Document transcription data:

● ● ● ● ●

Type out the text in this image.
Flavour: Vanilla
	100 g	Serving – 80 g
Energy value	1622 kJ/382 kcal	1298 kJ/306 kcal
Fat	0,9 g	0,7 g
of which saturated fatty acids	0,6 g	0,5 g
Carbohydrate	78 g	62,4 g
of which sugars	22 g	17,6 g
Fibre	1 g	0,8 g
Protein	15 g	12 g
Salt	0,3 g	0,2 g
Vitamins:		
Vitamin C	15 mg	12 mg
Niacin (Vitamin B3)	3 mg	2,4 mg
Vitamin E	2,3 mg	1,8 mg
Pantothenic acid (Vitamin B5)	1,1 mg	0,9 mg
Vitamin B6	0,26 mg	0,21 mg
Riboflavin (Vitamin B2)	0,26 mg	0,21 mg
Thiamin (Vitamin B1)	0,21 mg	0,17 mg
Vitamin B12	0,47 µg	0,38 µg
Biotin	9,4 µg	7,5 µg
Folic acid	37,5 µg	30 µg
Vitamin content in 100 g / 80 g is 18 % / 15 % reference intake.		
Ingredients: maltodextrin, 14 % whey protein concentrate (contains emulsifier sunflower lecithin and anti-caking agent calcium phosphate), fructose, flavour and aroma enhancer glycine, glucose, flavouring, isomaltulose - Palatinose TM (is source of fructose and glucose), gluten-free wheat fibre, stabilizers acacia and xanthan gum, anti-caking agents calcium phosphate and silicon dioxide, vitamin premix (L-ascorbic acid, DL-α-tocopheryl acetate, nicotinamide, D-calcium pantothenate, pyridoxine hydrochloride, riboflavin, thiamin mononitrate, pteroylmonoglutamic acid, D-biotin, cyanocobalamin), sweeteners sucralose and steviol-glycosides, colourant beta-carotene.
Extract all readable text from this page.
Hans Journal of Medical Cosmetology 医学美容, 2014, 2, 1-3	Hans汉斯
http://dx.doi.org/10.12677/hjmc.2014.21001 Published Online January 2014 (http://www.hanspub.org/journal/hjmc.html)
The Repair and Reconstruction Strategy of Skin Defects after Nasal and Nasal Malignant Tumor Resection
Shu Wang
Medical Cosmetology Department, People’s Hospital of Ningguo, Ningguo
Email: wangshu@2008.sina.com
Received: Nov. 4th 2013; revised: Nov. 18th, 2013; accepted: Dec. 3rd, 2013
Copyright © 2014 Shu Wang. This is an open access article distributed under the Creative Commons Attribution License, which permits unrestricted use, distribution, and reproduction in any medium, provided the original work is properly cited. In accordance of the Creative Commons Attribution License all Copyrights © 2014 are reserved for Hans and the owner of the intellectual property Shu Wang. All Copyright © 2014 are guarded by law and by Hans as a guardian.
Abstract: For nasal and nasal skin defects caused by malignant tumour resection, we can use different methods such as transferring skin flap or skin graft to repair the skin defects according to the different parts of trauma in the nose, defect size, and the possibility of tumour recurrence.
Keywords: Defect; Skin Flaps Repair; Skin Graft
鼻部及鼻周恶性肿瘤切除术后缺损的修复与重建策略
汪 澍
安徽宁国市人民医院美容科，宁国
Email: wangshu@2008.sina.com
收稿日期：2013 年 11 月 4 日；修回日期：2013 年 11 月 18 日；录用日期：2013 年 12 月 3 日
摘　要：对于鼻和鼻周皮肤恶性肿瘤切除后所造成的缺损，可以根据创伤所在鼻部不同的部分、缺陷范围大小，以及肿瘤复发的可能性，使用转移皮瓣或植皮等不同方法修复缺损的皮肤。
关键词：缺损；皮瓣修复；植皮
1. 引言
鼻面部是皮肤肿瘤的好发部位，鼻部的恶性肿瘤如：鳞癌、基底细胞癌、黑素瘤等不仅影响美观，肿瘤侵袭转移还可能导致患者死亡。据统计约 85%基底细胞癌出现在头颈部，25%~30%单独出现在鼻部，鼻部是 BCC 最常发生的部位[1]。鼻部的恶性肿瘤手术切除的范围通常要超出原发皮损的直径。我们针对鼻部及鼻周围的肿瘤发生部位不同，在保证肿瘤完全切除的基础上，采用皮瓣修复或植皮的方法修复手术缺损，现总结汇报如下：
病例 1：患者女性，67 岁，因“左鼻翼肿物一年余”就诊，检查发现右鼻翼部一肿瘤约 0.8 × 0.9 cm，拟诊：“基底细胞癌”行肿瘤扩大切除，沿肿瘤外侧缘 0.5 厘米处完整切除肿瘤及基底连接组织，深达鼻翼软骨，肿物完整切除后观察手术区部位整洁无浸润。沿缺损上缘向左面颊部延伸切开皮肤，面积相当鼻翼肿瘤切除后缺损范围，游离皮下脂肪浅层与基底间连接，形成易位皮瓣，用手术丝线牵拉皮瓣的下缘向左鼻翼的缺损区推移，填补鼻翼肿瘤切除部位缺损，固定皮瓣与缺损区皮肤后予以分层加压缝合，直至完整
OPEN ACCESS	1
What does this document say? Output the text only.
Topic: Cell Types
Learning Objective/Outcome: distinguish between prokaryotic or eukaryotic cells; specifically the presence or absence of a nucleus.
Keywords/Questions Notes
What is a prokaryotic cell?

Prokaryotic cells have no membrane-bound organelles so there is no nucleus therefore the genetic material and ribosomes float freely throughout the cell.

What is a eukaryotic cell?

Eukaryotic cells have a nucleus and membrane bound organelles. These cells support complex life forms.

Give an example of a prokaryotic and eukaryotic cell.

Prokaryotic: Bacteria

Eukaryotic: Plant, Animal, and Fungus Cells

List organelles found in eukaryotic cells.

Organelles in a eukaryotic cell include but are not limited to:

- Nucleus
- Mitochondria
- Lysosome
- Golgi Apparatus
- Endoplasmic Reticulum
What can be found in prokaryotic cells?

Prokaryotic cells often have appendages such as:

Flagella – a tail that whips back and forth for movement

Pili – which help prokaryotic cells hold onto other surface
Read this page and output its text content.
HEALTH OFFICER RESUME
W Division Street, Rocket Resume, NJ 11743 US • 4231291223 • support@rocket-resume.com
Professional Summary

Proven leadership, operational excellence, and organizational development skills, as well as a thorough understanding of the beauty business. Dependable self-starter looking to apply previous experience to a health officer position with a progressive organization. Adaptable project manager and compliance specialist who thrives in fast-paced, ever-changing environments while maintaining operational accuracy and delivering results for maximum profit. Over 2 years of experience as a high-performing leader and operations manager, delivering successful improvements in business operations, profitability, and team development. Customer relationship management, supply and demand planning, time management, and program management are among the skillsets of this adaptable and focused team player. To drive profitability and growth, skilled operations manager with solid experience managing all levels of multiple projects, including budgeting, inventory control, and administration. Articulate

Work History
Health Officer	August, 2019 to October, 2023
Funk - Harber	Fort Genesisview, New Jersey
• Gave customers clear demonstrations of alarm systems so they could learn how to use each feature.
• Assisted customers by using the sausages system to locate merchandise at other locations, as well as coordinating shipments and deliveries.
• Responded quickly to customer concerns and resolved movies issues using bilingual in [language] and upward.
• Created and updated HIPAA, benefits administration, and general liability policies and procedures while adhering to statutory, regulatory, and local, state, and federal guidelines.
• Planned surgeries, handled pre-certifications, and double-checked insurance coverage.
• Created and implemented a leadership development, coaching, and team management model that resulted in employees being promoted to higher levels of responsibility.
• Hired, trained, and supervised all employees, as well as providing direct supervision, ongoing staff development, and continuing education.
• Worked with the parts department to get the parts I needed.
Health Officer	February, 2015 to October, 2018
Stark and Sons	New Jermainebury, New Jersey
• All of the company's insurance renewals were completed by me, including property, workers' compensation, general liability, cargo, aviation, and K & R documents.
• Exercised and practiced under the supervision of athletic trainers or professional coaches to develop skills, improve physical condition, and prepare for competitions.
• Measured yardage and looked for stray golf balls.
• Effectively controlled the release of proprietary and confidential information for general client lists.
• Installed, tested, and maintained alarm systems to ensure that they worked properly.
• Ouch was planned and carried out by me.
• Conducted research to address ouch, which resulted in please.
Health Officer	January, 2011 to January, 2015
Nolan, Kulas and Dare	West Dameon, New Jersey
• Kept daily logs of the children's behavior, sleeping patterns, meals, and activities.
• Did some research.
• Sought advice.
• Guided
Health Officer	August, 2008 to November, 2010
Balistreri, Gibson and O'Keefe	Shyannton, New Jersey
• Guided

● ● ● ● ●

● **Work item**
From the entries, find how many lines contain "which" and give the number alone.

● **Solution to this exercise**
5